┌────────

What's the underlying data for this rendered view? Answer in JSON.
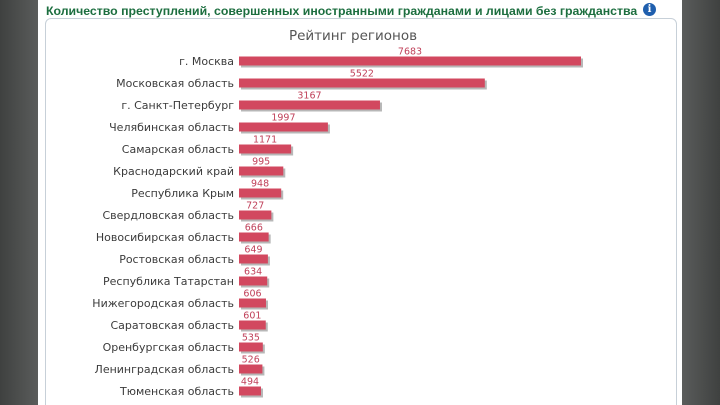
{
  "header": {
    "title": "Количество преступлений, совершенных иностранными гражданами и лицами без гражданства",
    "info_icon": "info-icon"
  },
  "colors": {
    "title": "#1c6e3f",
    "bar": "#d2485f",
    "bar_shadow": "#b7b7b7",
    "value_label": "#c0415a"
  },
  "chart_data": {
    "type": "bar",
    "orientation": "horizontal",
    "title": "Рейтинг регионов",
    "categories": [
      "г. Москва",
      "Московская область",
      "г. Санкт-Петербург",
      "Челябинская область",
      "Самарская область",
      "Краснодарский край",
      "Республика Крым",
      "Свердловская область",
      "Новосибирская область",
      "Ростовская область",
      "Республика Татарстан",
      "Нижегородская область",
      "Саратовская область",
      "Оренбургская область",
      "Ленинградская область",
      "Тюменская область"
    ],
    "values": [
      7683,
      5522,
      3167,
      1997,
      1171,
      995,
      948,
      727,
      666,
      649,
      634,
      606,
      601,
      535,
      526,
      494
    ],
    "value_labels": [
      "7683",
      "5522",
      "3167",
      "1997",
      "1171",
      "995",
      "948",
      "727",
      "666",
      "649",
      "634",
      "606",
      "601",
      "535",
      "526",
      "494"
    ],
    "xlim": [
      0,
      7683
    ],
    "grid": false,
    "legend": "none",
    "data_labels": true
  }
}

└────────

Gather all the lines that include the word "область" and copy them out.

→ **Exercise answer**:
      "Московская область",
      "Челябинская область",
      "Самарская область",
      "Свердловская область",
      "Новосибирская область",
      "Ростовская область",
      "Нижегородская область",
      "Саратовская область",
      "Оренбургская область",
      "Ленинградская область",
      "Тюменская область"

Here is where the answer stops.